▶ _ASSIGNMENT_: Every line below that holds the word "programmalardı" must be listed.
-=-=-=-=-
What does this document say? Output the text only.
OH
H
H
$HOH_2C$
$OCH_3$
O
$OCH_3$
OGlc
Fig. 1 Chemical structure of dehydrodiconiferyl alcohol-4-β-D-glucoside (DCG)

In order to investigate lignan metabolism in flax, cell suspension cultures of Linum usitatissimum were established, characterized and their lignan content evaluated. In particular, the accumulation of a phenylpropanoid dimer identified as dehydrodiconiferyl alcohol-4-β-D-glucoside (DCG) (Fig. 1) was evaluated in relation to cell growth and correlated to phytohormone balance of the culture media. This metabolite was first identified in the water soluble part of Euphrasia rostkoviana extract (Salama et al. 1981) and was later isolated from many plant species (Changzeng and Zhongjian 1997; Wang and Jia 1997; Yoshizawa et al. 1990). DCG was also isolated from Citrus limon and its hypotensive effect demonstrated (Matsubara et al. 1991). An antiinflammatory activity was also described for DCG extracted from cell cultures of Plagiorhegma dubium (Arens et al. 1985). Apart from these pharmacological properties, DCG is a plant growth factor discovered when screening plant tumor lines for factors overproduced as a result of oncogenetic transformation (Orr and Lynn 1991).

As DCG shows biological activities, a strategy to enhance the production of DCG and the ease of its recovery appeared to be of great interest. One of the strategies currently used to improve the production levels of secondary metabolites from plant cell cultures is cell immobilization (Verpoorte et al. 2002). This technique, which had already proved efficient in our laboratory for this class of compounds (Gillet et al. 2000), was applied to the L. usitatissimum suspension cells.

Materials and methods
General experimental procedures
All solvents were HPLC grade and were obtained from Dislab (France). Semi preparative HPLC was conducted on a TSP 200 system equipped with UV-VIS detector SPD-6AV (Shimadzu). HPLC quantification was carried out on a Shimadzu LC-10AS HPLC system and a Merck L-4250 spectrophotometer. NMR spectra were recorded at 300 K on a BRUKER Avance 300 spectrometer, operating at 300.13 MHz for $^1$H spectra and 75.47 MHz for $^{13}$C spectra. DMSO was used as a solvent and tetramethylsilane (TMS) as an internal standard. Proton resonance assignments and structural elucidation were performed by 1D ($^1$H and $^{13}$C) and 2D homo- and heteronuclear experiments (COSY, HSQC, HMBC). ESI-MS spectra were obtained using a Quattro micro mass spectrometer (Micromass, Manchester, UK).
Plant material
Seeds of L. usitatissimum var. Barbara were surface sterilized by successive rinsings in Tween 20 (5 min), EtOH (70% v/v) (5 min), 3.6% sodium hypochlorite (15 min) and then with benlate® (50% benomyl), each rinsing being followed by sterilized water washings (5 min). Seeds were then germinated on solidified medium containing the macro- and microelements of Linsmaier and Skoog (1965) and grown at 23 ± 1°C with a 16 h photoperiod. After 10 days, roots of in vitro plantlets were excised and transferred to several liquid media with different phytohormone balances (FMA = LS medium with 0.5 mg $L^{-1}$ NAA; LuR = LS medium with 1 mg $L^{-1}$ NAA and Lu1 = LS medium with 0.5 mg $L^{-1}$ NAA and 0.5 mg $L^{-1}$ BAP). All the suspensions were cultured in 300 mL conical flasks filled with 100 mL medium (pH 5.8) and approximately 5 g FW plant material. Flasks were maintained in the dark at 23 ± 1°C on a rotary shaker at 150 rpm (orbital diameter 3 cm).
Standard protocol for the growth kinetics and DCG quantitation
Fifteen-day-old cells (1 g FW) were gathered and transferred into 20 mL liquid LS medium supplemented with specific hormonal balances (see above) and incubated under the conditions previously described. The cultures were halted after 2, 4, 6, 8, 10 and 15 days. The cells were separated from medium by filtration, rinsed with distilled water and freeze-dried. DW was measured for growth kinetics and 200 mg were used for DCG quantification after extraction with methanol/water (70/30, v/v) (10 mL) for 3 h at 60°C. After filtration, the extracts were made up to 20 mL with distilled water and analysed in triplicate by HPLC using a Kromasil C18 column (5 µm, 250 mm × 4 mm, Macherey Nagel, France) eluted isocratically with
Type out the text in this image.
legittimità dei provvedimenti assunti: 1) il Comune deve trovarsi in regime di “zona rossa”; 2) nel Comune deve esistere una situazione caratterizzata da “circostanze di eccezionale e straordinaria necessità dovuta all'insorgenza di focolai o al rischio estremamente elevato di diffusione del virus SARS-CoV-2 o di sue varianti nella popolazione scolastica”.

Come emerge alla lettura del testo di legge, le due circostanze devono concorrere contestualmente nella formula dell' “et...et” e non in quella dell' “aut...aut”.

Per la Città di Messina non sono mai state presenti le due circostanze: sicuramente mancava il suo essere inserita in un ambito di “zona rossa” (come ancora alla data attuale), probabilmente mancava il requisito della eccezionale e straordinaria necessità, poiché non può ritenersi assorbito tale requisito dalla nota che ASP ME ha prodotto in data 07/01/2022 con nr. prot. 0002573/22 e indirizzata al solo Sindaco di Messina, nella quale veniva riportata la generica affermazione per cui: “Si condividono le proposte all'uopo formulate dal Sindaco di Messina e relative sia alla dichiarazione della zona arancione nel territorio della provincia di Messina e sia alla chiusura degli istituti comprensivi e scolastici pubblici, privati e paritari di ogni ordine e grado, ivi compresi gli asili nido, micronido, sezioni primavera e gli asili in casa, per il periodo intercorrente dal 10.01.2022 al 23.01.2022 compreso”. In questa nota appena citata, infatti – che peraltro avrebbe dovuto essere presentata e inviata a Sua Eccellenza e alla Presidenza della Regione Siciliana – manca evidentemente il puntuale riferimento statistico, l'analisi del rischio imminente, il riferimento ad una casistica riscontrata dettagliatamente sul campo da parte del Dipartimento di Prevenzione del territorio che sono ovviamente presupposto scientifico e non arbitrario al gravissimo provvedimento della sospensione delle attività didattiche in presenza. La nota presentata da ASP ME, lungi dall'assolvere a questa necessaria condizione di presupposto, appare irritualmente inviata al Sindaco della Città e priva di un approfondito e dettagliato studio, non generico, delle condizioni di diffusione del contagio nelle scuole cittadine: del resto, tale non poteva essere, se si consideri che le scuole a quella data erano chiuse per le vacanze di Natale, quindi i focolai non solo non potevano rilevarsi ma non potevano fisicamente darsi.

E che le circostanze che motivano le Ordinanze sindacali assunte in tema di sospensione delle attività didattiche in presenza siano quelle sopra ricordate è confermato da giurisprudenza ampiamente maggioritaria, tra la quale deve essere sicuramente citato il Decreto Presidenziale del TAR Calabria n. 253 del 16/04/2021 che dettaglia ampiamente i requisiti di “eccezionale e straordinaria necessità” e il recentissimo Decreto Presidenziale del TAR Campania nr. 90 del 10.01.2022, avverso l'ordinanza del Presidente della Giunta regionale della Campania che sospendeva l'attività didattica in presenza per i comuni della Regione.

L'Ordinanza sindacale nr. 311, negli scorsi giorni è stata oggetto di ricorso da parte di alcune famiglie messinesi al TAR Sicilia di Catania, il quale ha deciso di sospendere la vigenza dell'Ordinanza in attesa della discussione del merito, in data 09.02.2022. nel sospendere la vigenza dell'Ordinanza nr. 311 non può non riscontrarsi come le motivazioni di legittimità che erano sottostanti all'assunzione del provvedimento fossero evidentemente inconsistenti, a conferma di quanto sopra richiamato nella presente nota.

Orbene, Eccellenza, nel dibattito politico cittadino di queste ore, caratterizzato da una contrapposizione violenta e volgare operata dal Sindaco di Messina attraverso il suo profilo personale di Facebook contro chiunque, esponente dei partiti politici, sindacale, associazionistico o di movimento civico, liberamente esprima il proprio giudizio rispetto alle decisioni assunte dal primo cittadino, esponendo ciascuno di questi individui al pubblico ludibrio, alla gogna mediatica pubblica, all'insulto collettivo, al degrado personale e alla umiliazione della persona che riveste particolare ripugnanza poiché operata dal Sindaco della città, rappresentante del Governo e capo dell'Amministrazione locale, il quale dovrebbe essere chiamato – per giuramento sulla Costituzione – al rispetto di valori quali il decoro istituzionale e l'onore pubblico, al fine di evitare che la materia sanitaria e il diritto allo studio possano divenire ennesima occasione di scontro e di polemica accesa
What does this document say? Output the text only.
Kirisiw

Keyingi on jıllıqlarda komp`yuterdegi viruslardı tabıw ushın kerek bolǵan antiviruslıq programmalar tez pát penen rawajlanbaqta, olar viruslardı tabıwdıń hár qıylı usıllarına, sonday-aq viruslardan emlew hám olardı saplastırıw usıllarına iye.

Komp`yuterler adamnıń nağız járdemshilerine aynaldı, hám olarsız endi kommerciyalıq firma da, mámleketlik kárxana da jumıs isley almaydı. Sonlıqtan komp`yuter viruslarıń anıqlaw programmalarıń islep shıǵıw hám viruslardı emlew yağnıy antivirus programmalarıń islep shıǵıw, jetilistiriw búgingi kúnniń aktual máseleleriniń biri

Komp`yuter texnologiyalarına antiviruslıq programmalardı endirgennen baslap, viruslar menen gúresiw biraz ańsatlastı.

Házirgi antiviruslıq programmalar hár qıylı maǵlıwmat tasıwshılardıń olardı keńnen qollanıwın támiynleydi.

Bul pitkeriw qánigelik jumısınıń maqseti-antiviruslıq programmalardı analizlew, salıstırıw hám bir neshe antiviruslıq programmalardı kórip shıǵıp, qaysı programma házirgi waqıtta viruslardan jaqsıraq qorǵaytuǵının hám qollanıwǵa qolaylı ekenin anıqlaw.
-=-=-=-=-
▶ _WRITTEN RESPONSE_:
Komp`yuter texnologiyalarına antiviruslıq programmalardı endirgennen baslap, viruslar menen gúresiw biraz ańsatlastı.
Bul pitkeriw qánigelik jumısınıń maqseti-antiviruslıq programmalardı analizlew, salıstırıw hám bir neshe antiviruslıq programmalardı kórip shıǵıp, qaysı programma házirgi waqıtta viruslardan jaqsıraq qorǵaytuǵının hám qollanıwǵa qolaylı ekenin anıqlaw.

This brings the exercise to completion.